━━━━━ Page

KARNATAKA
For an Unholy Blessing
After seers at Karnataka’s muths tilt, Sonia senses a chance
Anil Budur Lulla
Anil Budur Lulla
03 May, 2012
After seers at Karnataka’s muths tilt, Sonia senses a chance
BANGALORE ~ Call it caste politics, vote bank politics or social engineering, without an unholy alliance with dominant community groups, no political party can achieve power in India. Congress President Sonia Gandhi’s brief visit to Karnataka may have earned her party the much-needed backing of Lingayats and Vokkaligas, the state’s two dominant caste groups, even as she sent out a stern message to her squabbling senior state leadership to unite and get ready for a comeback.
The party, out of power in the state since 2006, virtually sealed the deal in what is being seen as a stage-managed show, with Sonia Gandhi attending the 105th birthday celebrations of a Lingayat seer in the last week of April in Tumkur, 70 km from Bangalore. Later, addressing party delegates, she laid out a roadmap with an eye on the state’s Assembly polls due in May 2013. The polls might even be earlier, given the tug-of-war between the BJP’s Chief Minister DV Sadananda Gowda and BS Yeddyurappa, whom he replaced.

━━━━━━━━━━

* **Problems to work on**
a – According to the article on Sonia Gandhi's Karnataka visit, since what year has her party been out of power in the state?
b – List every place named in the article on Sonia Gandhi's Karnataka visit.
c – Write out the passage of the Karnataka article from "The party, out" up to and including "whom he replaced.", swapping "delegates" for "workers".

━━━━━ Raw data

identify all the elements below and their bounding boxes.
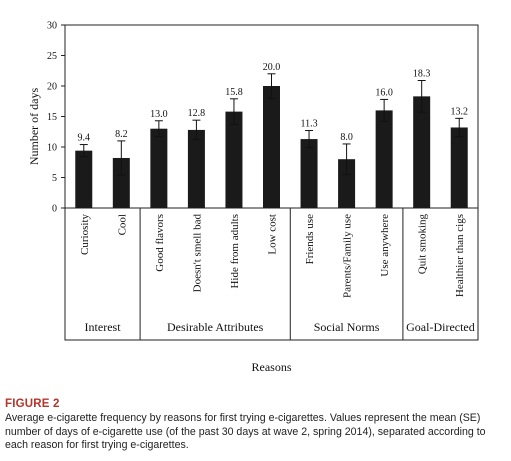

━━━━━━━━━━

* **Replies**
a – 2006

b – Bangalore, India, Karnataka, Tumkur

c –
The party, out of power in the state since 2006, virtually sealed the deal in what is being seen as a stage-managed show, with Sonia Gandhi attending the 105th birthday celebrations of a Lingayat seer in the last week of April in Tumkur, 70 km from Bangalore. Later, addressing party workers, she laid out a roadmap with an eye on the state’s Assembly polls due in May 2013. The polls might even be earlier, given the tug-of-war between the BJP’s Chief Minister DV Sadananda Gowda and BS Yeddyurappa, whom he replaced.